# What you need to do
1. From the post about fishing the carp venue, extract the passage between "In a match situation, the" and "16m and beyond.", inclusive, copying it word for word.
2. Lay out the records between the lines holding "- row-divider: [666, 521, 919, 523]" and "201, 994, 271]", inclusive, as a numbered list, leaving out any blank lines.

# Quoted passage
I fish a venue which is good pleasure fishing (70lb bags on pellet corn etc) but completley changes in a match. It is predominentley stocked with carp which are mostly in the 8oz to 1lb 8oz bracket with the odd one about 3lb, and there is a reasonable head of tench (well, they are a bonus fish, usually a good handful come out in each match and they are mostly 4lb or over, but rarely more than one per angler is caught.) There is little in the way of quality silver fish, mostly they are "plips" but the occasional skimmer shows up.
In a match situation, the fish shut up shop and there can be some abysmal winning weights. Fishing close in and down the edge rarely works, although odd fish can be picked up. Fishing shallow doesnt work because there arent enough fish to compete when there is a whole load of anglers on the lake. When i fish it, i often cup in say half a cup of 3mm pellet with a little corn at 11 or 13m, leave it for a while as i check my inside swims (might pick up one or two early fish but thats all for the duration of the match) and then i go out and have a drop in on pellet or corn. Usually 3 or 4 of the stockie carp will follow, and then i refeed in a similar way and struggle for bites. I also dont get bites if i dont refeed. Its about 6ft deep at 13m, and from 8m it steadily slopes up getting gradually shallower right out to 16m and beyond.

Element and coordinate records
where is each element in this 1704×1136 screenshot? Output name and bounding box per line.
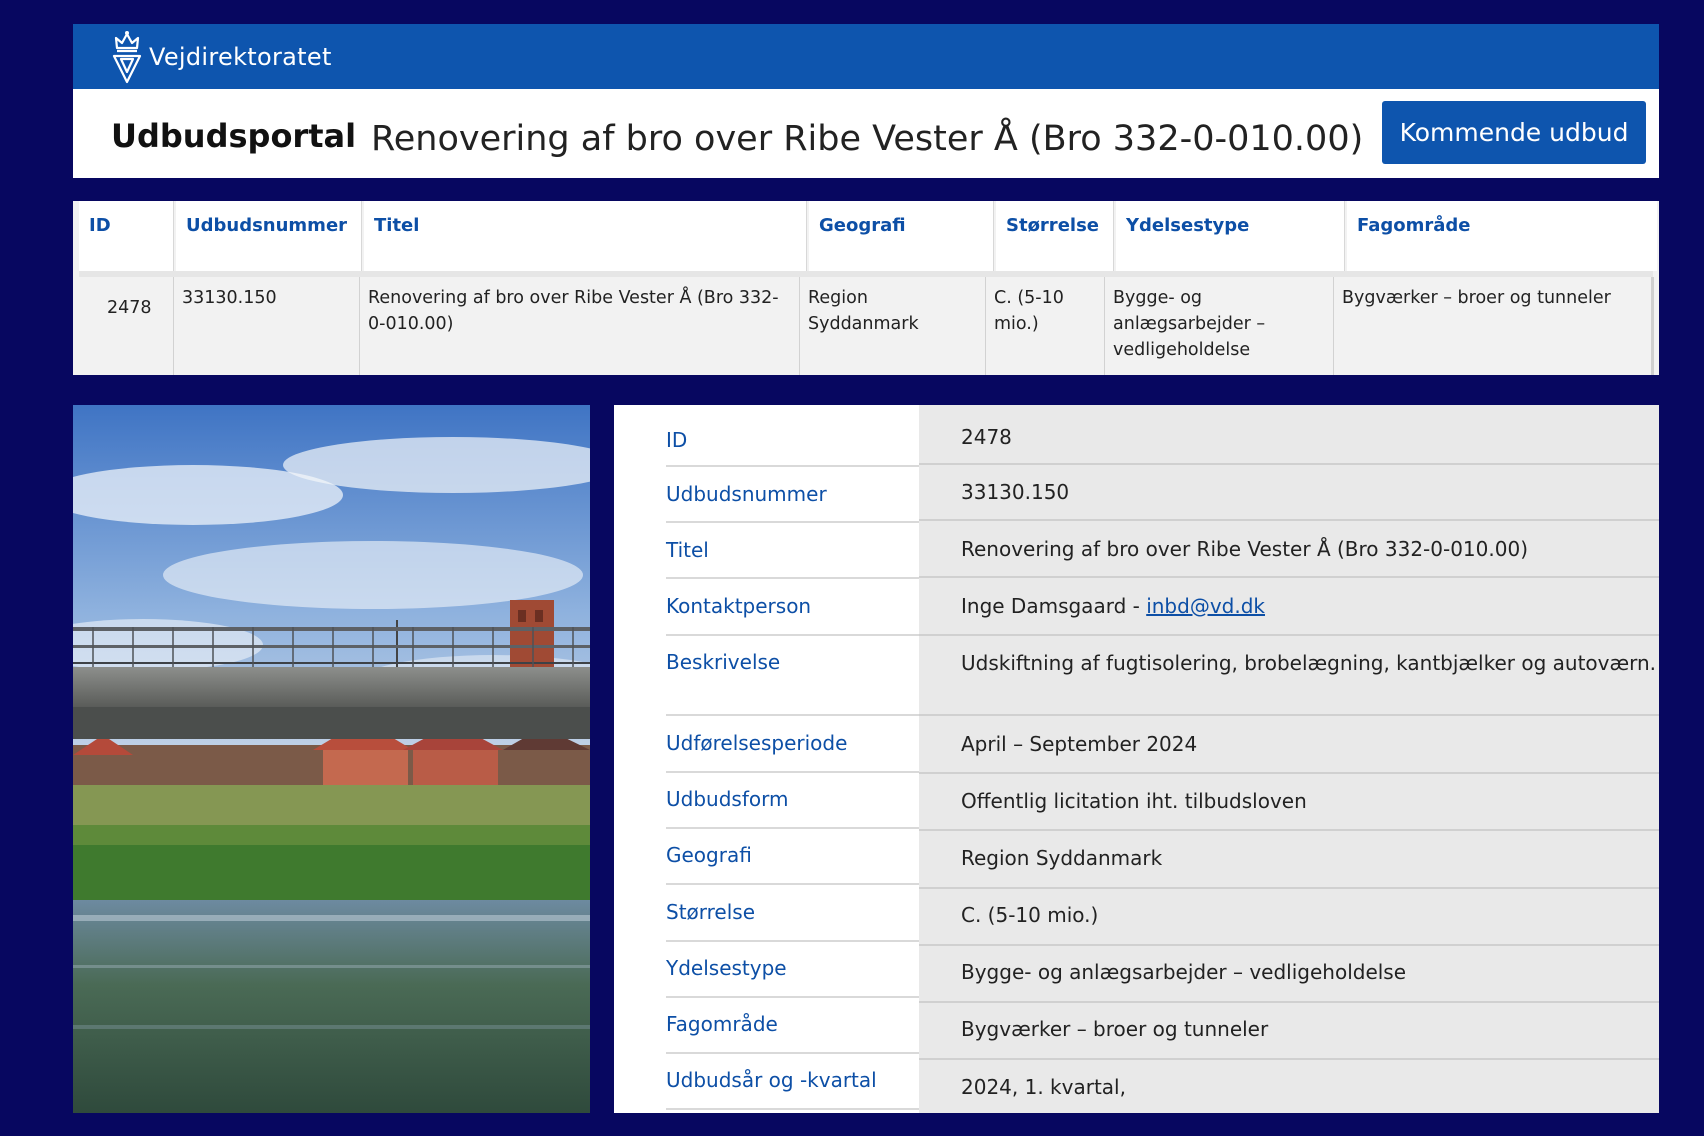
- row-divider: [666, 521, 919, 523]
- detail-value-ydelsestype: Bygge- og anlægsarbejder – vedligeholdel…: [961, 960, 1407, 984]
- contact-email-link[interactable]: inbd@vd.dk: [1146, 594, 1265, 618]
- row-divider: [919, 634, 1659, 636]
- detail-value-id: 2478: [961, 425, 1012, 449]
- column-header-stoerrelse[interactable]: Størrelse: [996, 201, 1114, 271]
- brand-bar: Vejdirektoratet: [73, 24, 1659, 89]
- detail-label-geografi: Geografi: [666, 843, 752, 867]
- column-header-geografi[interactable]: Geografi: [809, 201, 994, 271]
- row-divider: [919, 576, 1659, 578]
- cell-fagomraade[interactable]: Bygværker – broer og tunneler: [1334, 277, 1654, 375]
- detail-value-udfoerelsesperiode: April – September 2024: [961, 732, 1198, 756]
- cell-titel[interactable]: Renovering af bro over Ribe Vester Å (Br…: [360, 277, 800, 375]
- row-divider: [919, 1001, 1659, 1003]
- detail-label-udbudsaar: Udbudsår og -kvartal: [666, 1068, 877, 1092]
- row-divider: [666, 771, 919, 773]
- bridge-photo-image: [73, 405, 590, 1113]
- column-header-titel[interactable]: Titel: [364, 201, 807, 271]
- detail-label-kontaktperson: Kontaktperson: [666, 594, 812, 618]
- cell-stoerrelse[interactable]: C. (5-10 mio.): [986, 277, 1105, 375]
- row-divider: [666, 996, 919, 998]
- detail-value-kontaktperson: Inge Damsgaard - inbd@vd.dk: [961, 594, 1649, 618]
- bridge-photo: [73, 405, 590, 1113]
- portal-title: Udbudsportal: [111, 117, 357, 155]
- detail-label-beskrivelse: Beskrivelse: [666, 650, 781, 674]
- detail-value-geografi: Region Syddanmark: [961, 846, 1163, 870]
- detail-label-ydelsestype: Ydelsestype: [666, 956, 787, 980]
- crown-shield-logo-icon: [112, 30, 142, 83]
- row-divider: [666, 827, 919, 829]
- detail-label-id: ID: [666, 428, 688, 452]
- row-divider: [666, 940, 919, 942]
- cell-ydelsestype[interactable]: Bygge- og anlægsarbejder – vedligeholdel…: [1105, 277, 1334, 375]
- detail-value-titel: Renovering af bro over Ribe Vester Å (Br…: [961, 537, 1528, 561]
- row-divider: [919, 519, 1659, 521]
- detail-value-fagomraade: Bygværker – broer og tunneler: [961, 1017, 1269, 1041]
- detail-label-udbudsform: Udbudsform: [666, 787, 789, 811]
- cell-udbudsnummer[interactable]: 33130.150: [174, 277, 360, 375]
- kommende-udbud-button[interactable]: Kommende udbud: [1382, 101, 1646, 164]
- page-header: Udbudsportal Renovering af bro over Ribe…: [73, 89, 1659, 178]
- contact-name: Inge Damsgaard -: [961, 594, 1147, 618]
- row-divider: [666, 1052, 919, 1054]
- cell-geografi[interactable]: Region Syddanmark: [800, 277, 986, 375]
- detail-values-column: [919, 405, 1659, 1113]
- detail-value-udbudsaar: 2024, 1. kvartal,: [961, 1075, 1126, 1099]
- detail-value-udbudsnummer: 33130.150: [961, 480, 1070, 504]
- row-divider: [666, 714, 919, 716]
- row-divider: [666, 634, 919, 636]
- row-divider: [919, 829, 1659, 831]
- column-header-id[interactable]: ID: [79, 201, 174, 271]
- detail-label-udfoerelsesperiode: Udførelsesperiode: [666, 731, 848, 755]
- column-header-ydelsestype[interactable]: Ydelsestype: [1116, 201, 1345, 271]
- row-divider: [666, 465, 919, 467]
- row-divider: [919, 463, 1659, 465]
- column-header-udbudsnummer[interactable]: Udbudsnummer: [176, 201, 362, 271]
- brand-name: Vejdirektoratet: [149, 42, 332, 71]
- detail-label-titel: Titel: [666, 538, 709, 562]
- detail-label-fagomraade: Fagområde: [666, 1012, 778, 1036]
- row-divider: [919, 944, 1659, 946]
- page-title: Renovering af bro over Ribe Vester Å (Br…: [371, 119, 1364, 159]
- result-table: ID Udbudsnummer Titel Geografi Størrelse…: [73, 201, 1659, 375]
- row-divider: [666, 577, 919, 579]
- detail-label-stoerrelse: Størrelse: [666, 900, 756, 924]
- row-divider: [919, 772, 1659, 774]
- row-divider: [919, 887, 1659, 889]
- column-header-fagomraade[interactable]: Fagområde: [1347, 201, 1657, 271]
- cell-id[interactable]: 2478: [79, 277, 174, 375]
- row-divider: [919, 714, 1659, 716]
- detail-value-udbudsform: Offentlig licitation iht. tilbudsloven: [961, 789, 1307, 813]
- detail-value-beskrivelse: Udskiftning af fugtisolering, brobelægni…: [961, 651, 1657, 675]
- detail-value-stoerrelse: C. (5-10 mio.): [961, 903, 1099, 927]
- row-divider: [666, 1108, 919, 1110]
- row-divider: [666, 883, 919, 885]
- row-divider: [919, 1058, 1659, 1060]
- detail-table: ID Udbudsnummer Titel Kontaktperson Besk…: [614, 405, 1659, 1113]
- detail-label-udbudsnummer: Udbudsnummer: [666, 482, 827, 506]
...
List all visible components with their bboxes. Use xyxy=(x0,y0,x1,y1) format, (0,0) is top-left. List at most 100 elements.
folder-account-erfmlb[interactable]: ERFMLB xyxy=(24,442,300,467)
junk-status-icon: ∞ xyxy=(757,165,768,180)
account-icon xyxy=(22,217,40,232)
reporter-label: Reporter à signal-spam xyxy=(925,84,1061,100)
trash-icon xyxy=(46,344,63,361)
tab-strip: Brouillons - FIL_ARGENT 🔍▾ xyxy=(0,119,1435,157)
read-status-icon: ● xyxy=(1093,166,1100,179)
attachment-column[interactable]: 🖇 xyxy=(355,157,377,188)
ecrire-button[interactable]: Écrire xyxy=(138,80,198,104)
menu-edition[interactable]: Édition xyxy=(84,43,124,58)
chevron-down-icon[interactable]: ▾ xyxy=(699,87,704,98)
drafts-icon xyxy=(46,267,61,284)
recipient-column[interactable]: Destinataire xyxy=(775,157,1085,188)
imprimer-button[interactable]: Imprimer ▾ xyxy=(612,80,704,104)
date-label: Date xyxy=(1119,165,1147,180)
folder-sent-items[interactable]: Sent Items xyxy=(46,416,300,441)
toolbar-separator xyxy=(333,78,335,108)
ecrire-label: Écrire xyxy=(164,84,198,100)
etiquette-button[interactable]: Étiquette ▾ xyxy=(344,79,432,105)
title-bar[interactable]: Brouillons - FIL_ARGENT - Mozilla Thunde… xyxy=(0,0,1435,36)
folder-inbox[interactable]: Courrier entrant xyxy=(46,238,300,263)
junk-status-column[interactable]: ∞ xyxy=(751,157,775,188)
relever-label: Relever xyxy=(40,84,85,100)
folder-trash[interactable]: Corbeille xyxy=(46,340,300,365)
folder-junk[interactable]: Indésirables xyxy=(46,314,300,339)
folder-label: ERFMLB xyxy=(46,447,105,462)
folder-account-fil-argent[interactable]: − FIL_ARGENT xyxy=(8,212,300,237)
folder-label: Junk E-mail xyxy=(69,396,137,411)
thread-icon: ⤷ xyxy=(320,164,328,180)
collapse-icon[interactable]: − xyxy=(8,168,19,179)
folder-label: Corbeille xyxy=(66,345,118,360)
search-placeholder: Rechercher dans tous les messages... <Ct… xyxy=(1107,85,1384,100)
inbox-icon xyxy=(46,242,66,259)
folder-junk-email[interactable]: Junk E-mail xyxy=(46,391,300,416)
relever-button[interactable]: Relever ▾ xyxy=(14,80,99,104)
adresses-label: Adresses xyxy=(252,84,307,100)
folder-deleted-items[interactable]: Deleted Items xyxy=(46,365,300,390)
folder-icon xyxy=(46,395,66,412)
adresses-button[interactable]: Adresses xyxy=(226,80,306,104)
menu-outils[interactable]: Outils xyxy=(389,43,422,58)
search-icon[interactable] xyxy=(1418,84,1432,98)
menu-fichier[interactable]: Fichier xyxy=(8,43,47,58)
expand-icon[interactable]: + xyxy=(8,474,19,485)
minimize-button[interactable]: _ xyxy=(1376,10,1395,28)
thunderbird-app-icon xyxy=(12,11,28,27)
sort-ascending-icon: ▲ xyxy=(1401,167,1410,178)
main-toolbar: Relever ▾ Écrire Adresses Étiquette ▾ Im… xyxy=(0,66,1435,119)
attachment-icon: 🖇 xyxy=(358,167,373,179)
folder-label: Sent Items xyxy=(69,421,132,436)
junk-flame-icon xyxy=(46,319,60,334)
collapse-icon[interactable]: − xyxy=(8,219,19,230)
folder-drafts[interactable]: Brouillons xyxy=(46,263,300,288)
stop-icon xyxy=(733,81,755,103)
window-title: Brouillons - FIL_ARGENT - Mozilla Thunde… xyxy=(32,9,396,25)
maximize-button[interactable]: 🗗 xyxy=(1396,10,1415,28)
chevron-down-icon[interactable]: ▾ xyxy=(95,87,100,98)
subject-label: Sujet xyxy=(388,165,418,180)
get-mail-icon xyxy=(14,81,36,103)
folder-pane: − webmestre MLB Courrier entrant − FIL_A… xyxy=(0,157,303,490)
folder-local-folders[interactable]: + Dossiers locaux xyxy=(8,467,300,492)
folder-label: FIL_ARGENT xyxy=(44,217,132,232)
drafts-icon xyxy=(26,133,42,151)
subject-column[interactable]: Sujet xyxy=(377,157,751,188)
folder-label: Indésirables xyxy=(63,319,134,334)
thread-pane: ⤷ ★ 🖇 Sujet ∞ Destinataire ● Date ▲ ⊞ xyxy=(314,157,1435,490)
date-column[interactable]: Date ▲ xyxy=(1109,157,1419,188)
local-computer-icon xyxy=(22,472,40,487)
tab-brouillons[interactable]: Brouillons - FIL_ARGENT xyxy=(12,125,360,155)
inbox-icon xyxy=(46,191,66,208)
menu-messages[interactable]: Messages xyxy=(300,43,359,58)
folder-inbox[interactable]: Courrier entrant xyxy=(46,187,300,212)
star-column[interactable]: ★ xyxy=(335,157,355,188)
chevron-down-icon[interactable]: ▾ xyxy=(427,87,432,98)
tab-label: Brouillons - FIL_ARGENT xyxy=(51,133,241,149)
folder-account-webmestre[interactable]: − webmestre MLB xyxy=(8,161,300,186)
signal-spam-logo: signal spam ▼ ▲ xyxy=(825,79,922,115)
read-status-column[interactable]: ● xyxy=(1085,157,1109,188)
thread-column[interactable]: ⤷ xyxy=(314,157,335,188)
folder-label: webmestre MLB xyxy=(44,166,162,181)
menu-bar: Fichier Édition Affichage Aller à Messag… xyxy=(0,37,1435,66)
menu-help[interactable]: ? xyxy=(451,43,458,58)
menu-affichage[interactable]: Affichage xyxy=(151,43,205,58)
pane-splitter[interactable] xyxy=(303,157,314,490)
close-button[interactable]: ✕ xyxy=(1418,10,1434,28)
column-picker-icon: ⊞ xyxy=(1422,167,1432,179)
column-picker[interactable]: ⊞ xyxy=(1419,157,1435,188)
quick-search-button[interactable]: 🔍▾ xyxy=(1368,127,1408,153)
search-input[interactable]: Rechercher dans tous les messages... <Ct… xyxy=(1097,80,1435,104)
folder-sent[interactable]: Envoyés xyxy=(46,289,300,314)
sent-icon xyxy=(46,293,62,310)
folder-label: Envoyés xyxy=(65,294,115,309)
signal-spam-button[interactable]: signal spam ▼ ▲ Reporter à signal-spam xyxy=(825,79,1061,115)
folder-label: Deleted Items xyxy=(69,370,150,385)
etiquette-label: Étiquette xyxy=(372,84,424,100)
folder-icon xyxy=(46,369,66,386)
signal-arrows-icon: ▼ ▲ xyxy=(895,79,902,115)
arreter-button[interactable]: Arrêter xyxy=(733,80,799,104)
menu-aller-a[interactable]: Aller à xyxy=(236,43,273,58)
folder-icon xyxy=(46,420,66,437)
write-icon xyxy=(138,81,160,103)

# Responses
1.
In a match situation, the fish shut up shop and there can be some abysmal winning weights. Fishing close in and down the edge rarely works, although odd fish can be picked up. Fishing shallow doesnt work because there arent enough fish to compete when there is a whole load of anglers on the lake. When i fish it, i often cup in say half a cup of 3mm pellet with a little corn at 11 or 13m, leave it for a while as i check my inside swims (might pick up one or two early fish but thats all for the duration of the match) and then i go out and have a drop in on pellet or corn. Usually 3 or 4 of the stockie carp will follow, and then i refeed in a similar way and struggle for bites. I also dont get bites if i dont refeed. Its about 6ft deep at 13m, and from 8m it steadily slopes up getting gradually shallower right out to 16m and beyond.

2.
1. - row-divider: [666, 521, 919, 523]
2. - detail-value-ydelsestype: Bygge- og anlægsarbejder – vedligeholdel…: [961, 960, 1407, 984]
3. - contact-email-link[interactable]: inbd@vd.dk: [1146, 594, 1265, 618]
4. - row-divider: [919, 634, 1659, 636]
5. - detail-value-id: 2478: [961, 425, 1012, 449]
6. - column-header-stoerrelse[interactable]: Størrelse: [996, 201, 1114, 271]
7. - brand-bar: Vejdirektoratet: [73, 24, 1659, 89]
8. - detail-label-geografi: Geografi: [666, 843, 752, 867]
9. - column-header-geografi[interactable]: Geografi: [809, 201, 994, 271]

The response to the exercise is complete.